Entries with figure data
## Begin
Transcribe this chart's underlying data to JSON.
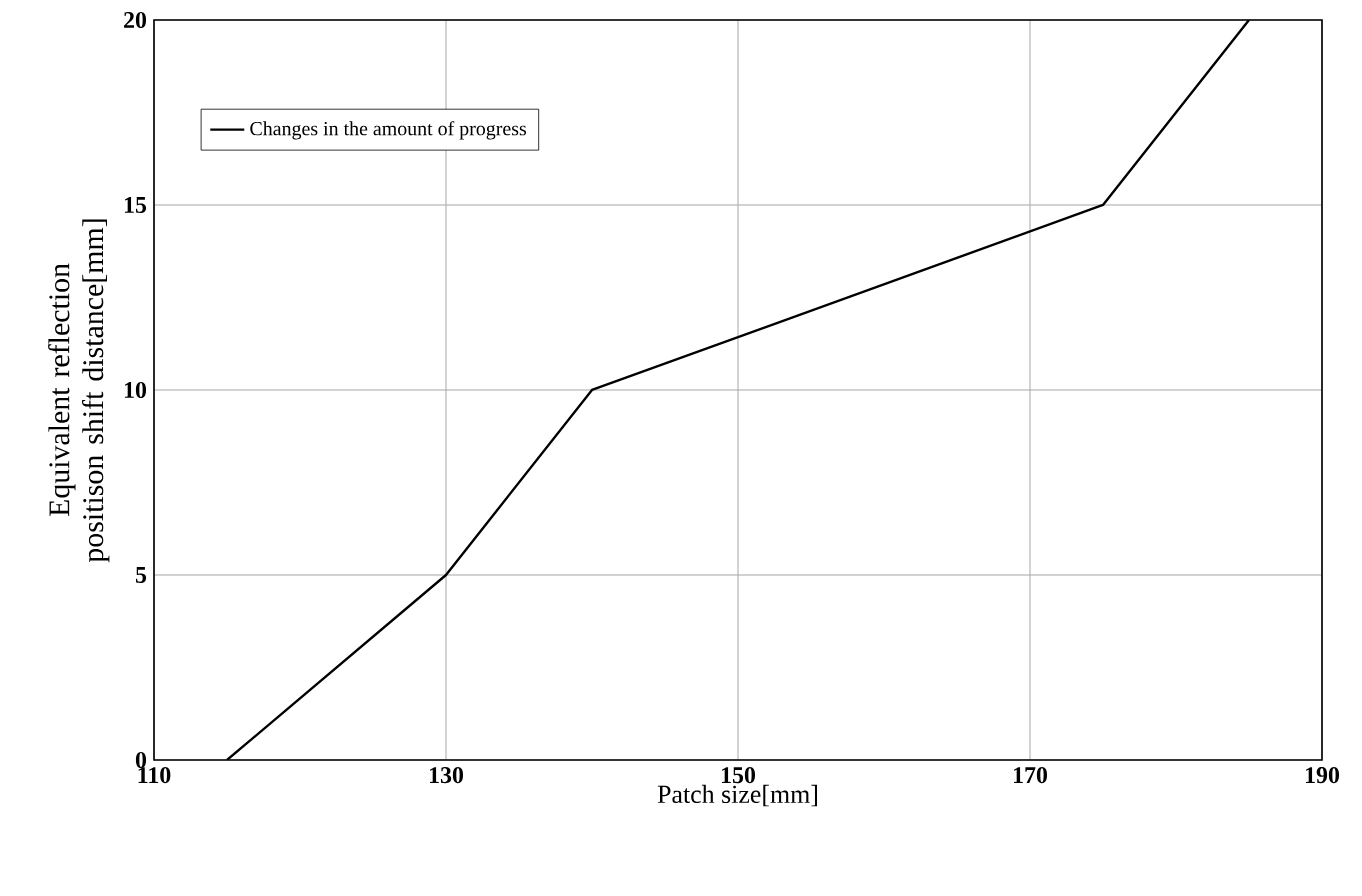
{
  "chart_data": {
    "type": "line",
    "xlabel": "Patch size[mm]",
    "ylabel": "Equivalent reflection positison shift distance[mm]",
    "x": [
      115,
      130,
      140,
      175,
      185
    ],
    "series": [
      {
        "name": "Changes in the amount of progress",
        "color": "#000000",
        "values": [
          0,
          5,
          10,
          15,
          20
        ]
      }
    ],
    "xlim": [
      110,
      190
    ],
    "ylim": [
      0,
      20
    ],
    "xticks": [
      110,
      130,
      150,
      170,
      190
    ],
    "yticks": [
      0,
      5,
      10,
      15,
      20
    ],
    "grid": true,
    "legend": "top left",
    "marker": "none",
    "line_style": "solid"
  }
}
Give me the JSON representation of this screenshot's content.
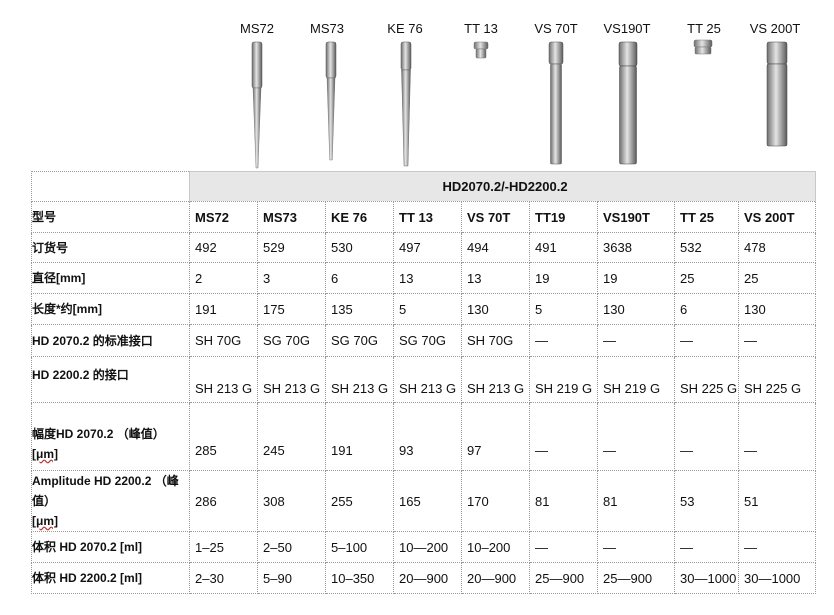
{
  "products": [
    {
      "label": "MS72"
    },
    {
      "label": "MS73"
    },
    {
      "label": "KE 76"
    },
    {
      "label": "TT 13"
    },
    {
      "label": "VS 70T"
    },
    {
      "label": "VS190T"
    },
    {
      "label": "TT 25"
    },
    {
      "label": "VS 200T"
    }
  ],
  "table": {
    "title": "HD2070.2/-HD2200.2",
    "rows": [
      {
        "head": "型号",
        "cells": [
          "MS72",
          "MS73",
          "KE 76",
          "TT 13",
          "VS 70T",
          "TT19",
          "VS190T",
          "TT 25",
          "VS 200T"
        ]
      },
      {
        "head": "订货号",
        "cells": [
          "492",
          "529",
          "530",
          "497",
          "494",
          "491",
          "3638",
          "532",
          "478"
        ]
      },
      {
        "head": "直径[mm]",
        "cells": [
          "2",
          "3",
          "6",
          "13",
          "13",
          "19",
          "19",
          "25",
          "25"
        ]
      },
      {
        "head": "长度*约[mm]",
        "cells": [
          "191",
          "175",
          "135",
          "5",
          "130",
          "5",
          "130",
          "6",
          "130"
        ]
      },
      {
        "head": "HD 2070.2 的标准接口",
        "cells": [
          "SH 70G",
          "SG 70G",
          "SG 70G",
          "SG 70G",
          "SH 70G",
          "—",
          "—",
          "—",
          "—"
        ]
      },
      {
        "head": "HD 2200.2 的接口",
        "cells": [
          "SH 213 G",
          "SH 213 G",
          "SH 213 G",
          "SH 213 G",
          "SH 213 G",
          "SH 219 G",
          "SH 219 G",
          "SH 225 G",
          "SH 225 G"
        ]
      },
      {
        "head": "幅度HD 2070.2 （峰值）",
        "head_unit": "[μm]",
        "cells": [
          "285",
          "245",
          "191",
          "93",
          "97",
          "—",
          "—",
          "—",
          "—"
        ]
      },
      {
        "head": "Amplitude HD 2200.2 （峰值）",
        "head_unit": "[μm]",
        "cells": [
          "286",
          "308",
          "255",
          "165",
          "170",
          "81",
          "81",
          "53",
          "51"
        ]
      },
      {
        "head": "体积 HD 2070.2 [ml]",
        "cells": [
          "1–25",
          "2–50",
          "5–100",
          "10—200",
          "10–200",
          "—",
          "—",
          "—",
          "—"
        ]
      },
      {
        "head": "体积 HD 2200.2 [ml]",
        "cells": [
          "2–30",
          "5–90",
          "10–350",
          "20—900",
          "20—900",
          "25—900",
          "25—900",
          "30—1000",
          "30—1000"
        ]
      }
    ]
  }
}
## End
• Problem requirements
Return all the entries word for word, but omit any pictures they contain.

• Solved exercise
Transcribe this chart's underlying data to JSON.
{
  "chart_data": {
    "type": "line",
    "xlabel": "Patch size[mm]",
    "ylabel": "Equivalent reflection positison shift distance[mm]",
    "x": [
      115,
      130,
      140,
      175,
      185
    ],
    "series": [
      {
        "name": "Changes in the amount of progress",
        "color": "#000000",
        "values": [
          0,
          5,
          10,
          15,
          20
        ]
      }
    ],
    "xlim": [
      110,
      190
    ],
    "ylim": [
      0,
      20
    ],
    "xticks": [
      110,
      130,
      150,
      170,
      190
    ],
    "yticks": [
      0,
      5,
      10,
      15,
      20
    ],
    "grid": true,
    "legend": "top left",
    "marker": "none",
    "line_style": "solid"
  }
}
Give me the JSON representation of this screenshot's content.
{
  "products": [
    {
      "label": "MS72"
    },
    {
      "label": "MS73"
    },
    {
      "label": "KE 76"
    },
    {
      "label": "TT 13"
    },
    {
      "label": "VS 70T"
    },
    {
      "label": "VS190T"
    },
    {
      "label": "TT 25"
    },
    {
      "label": "VS 200T"
    }
  ],
  "table": {
    "title": "HD2070.2/-HD2200.2",
    "rows": [
      {
        "head": "型号",
        "cells": [
          "MS72",
          "MS73",
          "KE 76",
          "TT 13",
          "VS 70T",
          "TT19",
          "VS190T",
          "TT 25",
          "VS 200T"
        ]
      },
      {
        "head": "订货号",
        "cells": [
          "492",
          "529",
          "530",
          "497",
          "494",
          "491",
          "3638",
          "532",
          "478"
        ]
      },
      {
        "head": "直径[mm]",
        "cells": [
          "2",
          "3",
          "6",
          "13",
          "13",
          "19",
          "19",
          "25",
          "25"
        ]
      },
      {
        "head": "长度*约[mm]",
        "cells": [
          "191",
          "175",
          "135",
          "5",
          "130",
          "5",
          "130",
          "6",
          "130"
        ]
      },
      {
        "head": "HD 2070.2 的标准接口",
        "cells": [
          "SH 70G",
          "SG 70G",
          "SG 70G",
          "SG 70G",
          "SH 70G",
          "—",
          "—",
          "—",
          "—"
        ]
      },
      {
        "head": "HD 2200.2 的接口",
        "cells": [
          "SH 213 G",
          "SH 213 G",
          "SH 213 G",
          "SH 213 G",
          "SH 213 G",
          "SH 219 G",
          "SH 219 G",
          "SH 225 G",
          "SH 225 G"
        ]
      },
      {
        "head": "幅度HD 2070.2 （峰值）",
        "head_unit": "[μm]",
        "cells": [
          "285",
          "245",
          "191",
          "93",
          "97",
          "—",
          "—",
          "—",
          "—"
        ]
      },
      {
        "head": "Amplitude HD 2200.2 （峰值）",
        "head_unit": "[μm]",
        "cells": [
          "286",
          "308",
          "255",
          "165",
          "170",
          "81",
          "81",
          "53",
          "51"
        ]
      },
      {
        "head": "体积 HD 2070.2 [ml]",
        "cells": [
          "1–25",
          "2–50",
          "5–100",
          "10—200",
          "10–200",
          "—",
          "—",
          "—",
          "—"
        ]
      },
      {
        "head": "体积 HD 2200.2 [ml]",
        "cells": [
          "2–30",
          "5–90",
          "10–350",
          "20—900",
          "20—900",
          "25—900",
          "25—900",
          "30—1000",
          "30—1000"
        ]
      }
    ]
  }
}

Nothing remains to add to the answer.